## What the task requires
Reproduce every record below exactly as it appears.

## Dataset rows
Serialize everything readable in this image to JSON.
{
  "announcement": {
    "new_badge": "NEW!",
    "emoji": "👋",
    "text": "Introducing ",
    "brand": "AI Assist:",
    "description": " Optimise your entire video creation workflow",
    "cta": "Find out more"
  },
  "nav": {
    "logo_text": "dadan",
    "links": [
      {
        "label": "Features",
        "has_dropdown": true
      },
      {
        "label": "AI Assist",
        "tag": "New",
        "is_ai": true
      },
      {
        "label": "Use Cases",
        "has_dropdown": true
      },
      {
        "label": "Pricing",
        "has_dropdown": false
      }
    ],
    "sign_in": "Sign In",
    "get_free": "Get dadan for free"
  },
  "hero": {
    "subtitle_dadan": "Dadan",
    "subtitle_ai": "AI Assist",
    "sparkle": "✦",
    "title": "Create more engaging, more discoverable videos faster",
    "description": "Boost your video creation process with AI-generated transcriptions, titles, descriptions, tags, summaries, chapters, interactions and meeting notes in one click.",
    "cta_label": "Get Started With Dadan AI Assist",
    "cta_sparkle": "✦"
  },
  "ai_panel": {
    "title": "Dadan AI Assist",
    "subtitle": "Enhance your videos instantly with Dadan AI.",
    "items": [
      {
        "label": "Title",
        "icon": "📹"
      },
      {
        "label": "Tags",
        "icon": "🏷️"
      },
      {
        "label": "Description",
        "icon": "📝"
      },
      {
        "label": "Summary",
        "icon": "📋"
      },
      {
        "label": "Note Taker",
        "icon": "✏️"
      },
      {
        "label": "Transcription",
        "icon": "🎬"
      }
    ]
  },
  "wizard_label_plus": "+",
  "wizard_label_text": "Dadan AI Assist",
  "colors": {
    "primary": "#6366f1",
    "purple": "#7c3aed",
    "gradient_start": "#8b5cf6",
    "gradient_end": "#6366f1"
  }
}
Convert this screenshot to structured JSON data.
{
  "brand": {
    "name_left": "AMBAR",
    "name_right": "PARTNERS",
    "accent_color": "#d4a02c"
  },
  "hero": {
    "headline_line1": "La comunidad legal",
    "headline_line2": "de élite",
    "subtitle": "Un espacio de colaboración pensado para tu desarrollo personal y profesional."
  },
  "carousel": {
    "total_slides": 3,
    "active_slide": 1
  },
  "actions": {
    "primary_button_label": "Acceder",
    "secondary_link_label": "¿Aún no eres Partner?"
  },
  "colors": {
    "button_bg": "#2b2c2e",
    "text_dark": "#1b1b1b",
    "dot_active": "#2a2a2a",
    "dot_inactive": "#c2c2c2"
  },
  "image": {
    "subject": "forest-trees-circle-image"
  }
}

## Expected answer
Serialize everything readable in this image to JSON.
{
  "announcement": {
    "new_badge": "NEW!",
    "emoji": "👋",
    "text": "Introducing ",
    "brand": "AI Assist:",
    "description": " Optimise your entire video creation workflow",
    "cta": "Find out more"
  },
  "nav": {
    "logo_text": "dadan",
    "links": [
      {
        "label": "Features",
        "has_dropdown": true
      },
      {
        "label": "AI Assist",
        "tag": "New",
        "is_ai": true
      },
      {
        "label": "Use Cases",
        "has_dropdown": true
      },
      {
        "label": "Pricing",
        "has_dropdown": false
      }
    ],
    "sign_in": "Sign In",
    "get_free": "Get dadan for free"
  },
  "hero": {
    "subtitle_dadan": "Dadan",
    "subtitle_ai": "AI Assist",
    "sparkle": "✦",
    "title": "Create more engaging, more discoverable videos faster",
    "description": "Boost your video creation process with AI-generated transcriptions, titles, descriptions, tags, summaries, chapters, interactions and meeting notes in one click.",
    "cta_label": "Get Started With Dadan AI Assist",
    "cta_sparkle": "✦"
  },
  "ai_panel": {
    "title": "Dadan AI Assist",
    "subtitle": "Enhance your videos instantly with Dadan AI.",
    "items": [
      {
        "label": "Title",
        "icon": "📹"
      },
      {
        "label": "Tags",
        "icon": "🏷️"
      },
      {
        "label": "Description",
        "icon": "📝"
      },
      {
        "label": "Summary",
        "icon": "📋"
      },
      {
        "label": "Note Taker",
        "icon": "✏️"
      },
      {
        "label": "Transcription",
        "icon": "🎬"
      }
    ]
  },
  "wizard_label_plus": "+",
  "wizard_label_text": "Dadan AI Assist",
  "colors": {
    "primary": "#6366f1",
    "purple": "#7c3aed",
    "gradient_start": "#8b5cf6",
    "gradient_end": "#6366f1"
  }
}
Convert this screenshot to structured JSON data.
{
  "brand": {
    "name_left": "AMBAR",
    "name_right": "PARTNERS",
    "accent_color": "#d4a02c"
  },
  "hero": {
    "headline_line1": "La comunidad legal",
    "headline_line2": "de élite",
    "subtitle": "Un espacio de colaboración pensado para tu desarrollo personal y profesional."
  },
  "carousel": {
    "total_slides": 3,
    "active_slide": 1
  },
  "actions": {
    "primary_button_label": "Acceder",
    "secondary_link_label": "¿Aún no eres Partner?"
  },
  "colors": {
    "button_bg": "#2b2c2e",
    "text_dark": "#1b1b1b",
    "dot_active": "#2a2a2a",
    "dot_inactive": "#c2c2c2"
  },
  "image": {
    "subject": "forest-trees-circle-image"
  }
}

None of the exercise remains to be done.